[DIRECTIVE] Retype all of the entries word for word.

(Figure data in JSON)
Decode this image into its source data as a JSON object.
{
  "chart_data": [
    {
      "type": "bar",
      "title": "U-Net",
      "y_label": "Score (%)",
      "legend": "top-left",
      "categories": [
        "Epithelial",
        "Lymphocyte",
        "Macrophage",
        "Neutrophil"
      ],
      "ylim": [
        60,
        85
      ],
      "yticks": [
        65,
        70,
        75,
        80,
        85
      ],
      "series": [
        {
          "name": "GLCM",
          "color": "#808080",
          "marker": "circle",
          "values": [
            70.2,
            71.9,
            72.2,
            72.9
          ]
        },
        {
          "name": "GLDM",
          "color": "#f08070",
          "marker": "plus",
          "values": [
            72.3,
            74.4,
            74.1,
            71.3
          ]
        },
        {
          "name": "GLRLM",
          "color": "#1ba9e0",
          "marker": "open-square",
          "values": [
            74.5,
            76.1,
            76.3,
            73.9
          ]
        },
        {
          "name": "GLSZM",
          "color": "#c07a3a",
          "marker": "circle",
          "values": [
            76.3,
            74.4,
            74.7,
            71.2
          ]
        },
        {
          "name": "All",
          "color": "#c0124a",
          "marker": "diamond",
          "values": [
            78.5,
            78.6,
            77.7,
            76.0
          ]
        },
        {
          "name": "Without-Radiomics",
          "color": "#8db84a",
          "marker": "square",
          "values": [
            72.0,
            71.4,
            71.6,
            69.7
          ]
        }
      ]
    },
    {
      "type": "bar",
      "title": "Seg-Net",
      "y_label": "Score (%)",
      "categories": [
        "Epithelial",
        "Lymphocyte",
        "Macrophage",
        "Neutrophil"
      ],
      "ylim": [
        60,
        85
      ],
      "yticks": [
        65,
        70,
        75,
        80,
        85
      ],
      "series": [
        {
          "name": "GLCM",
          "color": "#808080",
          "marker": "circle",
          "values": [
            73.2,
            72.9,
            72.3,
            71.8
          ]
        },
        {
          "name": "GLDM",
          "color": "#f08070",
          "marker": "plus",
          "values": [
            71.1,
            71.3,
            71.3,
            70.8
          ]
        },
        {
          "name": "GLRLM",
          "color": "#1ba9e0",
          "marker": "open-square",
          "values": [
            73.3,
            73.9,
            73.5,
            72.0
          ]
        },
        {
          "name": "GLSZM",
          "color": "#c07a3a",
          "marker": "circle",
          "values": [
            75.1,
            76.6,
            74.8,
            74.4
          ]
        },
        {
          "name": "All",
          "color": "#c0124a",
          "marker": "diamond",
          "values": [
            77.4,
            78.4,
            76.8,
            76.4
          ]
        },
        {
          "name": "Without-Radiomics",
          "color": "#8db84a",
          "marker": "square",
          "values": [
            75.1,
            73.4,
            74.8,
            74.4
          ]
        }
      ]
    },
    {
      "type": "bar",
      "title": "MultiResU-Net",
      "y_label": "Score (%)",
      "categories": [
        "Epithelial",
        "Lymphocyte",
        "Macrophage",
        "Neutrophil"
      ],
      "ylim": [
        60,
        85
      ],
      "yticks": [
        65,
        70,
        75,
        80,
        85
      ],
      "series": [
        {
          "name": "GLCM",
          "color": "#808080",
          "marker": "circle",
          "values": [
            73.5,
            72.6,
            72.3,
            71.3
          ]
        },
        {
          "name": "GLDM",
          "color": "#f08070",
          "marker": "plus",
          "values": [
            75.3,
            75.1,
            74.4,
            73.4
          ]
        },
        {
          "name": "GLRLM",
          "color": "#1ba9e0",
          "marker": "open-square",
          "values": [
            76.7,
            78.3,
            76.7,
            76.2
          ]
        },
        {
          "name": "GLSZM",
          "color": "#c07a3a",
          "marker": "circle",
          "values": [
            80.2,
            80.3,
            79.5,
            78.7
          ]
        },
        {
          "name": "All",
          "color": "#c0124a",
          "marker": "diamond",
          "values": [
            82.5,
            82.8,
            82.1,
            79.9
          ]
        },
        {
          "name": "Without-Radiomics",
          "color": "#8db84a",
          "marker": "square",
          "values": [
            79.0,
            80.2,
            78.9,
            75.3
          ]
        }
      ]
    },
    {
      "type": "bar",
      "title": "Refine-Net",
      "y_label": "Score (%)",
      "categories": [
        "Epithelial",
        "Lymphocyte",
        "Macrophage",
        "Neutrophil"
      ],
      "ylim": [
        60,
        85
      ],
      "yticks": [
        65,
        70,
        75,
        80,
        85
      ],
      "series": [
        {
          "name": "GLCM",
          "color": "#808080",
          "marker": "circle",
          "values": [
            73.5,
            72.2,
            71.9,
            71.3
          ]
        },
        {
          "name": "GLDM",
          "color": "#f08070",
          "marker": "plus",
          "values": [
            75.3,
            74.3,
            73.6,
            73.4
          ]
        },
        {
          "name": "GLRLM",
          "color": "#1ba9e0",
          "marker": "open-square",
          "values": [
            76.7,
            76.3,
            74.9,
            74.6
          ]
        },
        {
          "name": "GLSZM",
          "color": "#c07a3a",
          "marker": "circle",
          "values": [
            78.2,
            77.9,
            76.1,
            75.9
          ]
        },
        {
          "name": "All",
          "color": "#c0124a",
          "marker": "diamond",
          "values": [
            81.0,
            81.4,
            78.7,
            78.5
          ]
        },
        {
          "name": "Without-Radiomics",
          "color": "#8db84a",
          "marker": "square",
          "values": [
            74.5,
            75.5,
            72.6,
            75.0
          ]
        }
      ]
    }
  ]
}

[OUTPUT OF THE EXERCISE]
Decode this image into its source data as a JSON object.
{
  "chart_data": [
    {
      "type": "bar",
      "title": "U-Net",
      "y_label": "Score (%)",
      "legend": "top-left",
      "categories": [
        "Epithelial",
        "Lymphocyte",
        "Macrophage",
        "Neutrophil"
      ],
      "ylim": [
        60,
        85
      ],
      "yticks": [
        65,
        70,
        75,
        80,
        85
      ],
      "series": [
        {
          "name": "GLCM",
          "color": "#808080",
          "marker": "circle",
          "values": [
            70.2,
            71.9,
            72.2,
            72.9
          ]
        },
        {
          "name": "GLDM",
          "color": "#f08070",
          "marker": "plus",
          "values": [
            72.3,
            74.4,
            74.1,
            71.3
          ]
        },
        {
          "name": "GLRLM",
          "color": "#1ba9e0",
          "marker": "open-square",
          "values": [
            74.5,
            76.1,
            76.3,
            73.9
          ]
        },
        {
          "name": "GLSZM",
          "color": "#c07a3a",
          "marker": "circle",
          "values": [
            76.3,
            74.4,
            74.7,
            71.2
          ]
        },
        {
          "name": "All",
          "color": "#c0124a",
          "marker": "diamond",
          "values": [
            78.5,
            78.6,
            77.7,
            76.0
          ]
        },
        {
          "name": "Without-Radiomics",
          "color": "#8db84a",
          "marker": "square",
          "values": [
            72.0,
            71.4,
            71.6,
            69.7
          ]
        }
      ]
    },
    {
      "type": "bar",
      "title": "Seg-Net",
      "y_label": "Score (%)",
      "categories": [
        "Epithelial",
        "Lymphocyte",
        "Macrophage",
        "Neutrophil"
      ],
      "ylim": [
        60,
        85
      ],
      "yticks": [
        65,
        70,
        75,
        80,
        85
      ],
      "series": [
        {
          "name": "GLCM",
          "color": "#808080",
          "marker": "circle",
          "values": [
            73.2,
            72.9,
            72.3,
            71.8
          ]
        },
        {
          "name": "GLDM",
          "color": "#f08070",
          "marker": "plus",
          "values": [
            71.1,
            71.3,
            71.3,
            70.8
          ]
        },
        {
          "name": "GLRLM",
          "color": "#1ba9e0",
          "marker": "open-square",
          "values": [
            73.3,
            73.9,
            73.5,
            72.0
          ]
        },
        {
          "name": "GLSZM",
          "color": "#c07a3a",
          "marker": "circle",
          "values": [
            75.1,
            76.6,
            74.8,
            74.4
          ]
        },
        {
          "name": "All",
          "color": "#c0124a",
          "marker": "diamond",
          "values": [
            77.4,
            78.4,
            76.8,
            76.4
          ]
        },
        {
          "name": "Without-Radiomics",
          "color": "#8db84a",
          "marker": "square",
          "values": [
            75.1,
            73.4,
            74.8,
            74.4
          ]
        }
      ]
    },
    {
      "type": "bar",
      "title": "MultiResU-Net",
      "y_label": "Score (%)",
      "categories": [
        "Epithelial",
        "Lymphocyte",
        "Macrophage",
        "Neutrophil"
      ],
      "ylim": [
        60,
        85
      ],
      "yticks": [
        65,
        70,
        75,
        80,
        85
      ],
      "series": [
        {
          "name": "GLCM",
          "color": "#808080",
          "marker": "circle",
          "values": [
            73.5,
            72.6,
            72.3,
            71.3
          ]
        },
        {
          "name": "GLDM",
          "color": "#f08070",
          "marker": "plus",
          "values": [
            75.3,
            75.1,
            74.4,
            73.4
          ]
        },
        {
          "name": "GLRLM",
          "color": "#1ba9e0",
          "marker": "open-square",
          "values": [
            76.7,
            78.3,
            76.7,
            76.2
          ]
        },
        {
          "name": "GLSZM",
          "color": "#c07a3a",
          "marker": "circle",
          "values": [
            80.2,
            80.3,
            79.5,
            78.7
          ]
        },
        {
          "name": "All",
          "color": "#c0124a",
          "marker": "diamond",
          "values": [
            82.5,
            82.8,
            82.1,
            79.9
          ]
        },
        {
          "name": "Without-Radiomics",
          "color": "#8db84a",
          "marker": "square",
          "values": [
            79.0,
            80.2,
            78.9,
            75.3
          ]
        }
      ]
    },
    {
      "type": "bar",
      "title": "Refine-Net",
      "y_label": "Score (%)",
      "categories": [
        "Epithelial",
        "Lymphocyte",
        "Macrophage",
        "Neutrophil"
      ],
      "ylim": [
        60,
        85
      ],
      "yticks": [
        65,
        70,
        75,
        80,
        85
      ],
      "series": [
        {
          "name": "GLCM",
          "color": "#808080",
          "marker": "circle",
          "values": [
            73.5,
            72.2,
            71.9,
            71.3
          ]
        },
        {
          "name": "GLDM",
          "color": "#f08070",
          "marker": "plus",
          "values": [
            75.3,
            74.3,
            73.6,
            73.4
          ]
        },
        {
          "name": "GLRLM",
          "color": "#1ba9e0",
          "marker": "open-square",
          "values": [
            76.7,
            76.3,
            74.9,
            74.6
          ]
        },
        {
          "name": "GLSZM",
          "color": "#c07a3a",
          "marker": "circle",
          "values": [
            78.2,
            77.9,
            76.1,
            75.9
          ]
        },
        {
          "name": "All",
          "color": "#c0124a",
          "marker": "diamond",
          "values": [
            81.0,
            81.4,
            78.7,
            78.5
          ]
        },
        {
          "name": "Without-Radiomics",
          "color": "#8db84a",
          "marker": "square",
          "values": [
            74.5,
            75.5,
            72.6,
            75.0
          ]
        }
      ]
    }
  ]
}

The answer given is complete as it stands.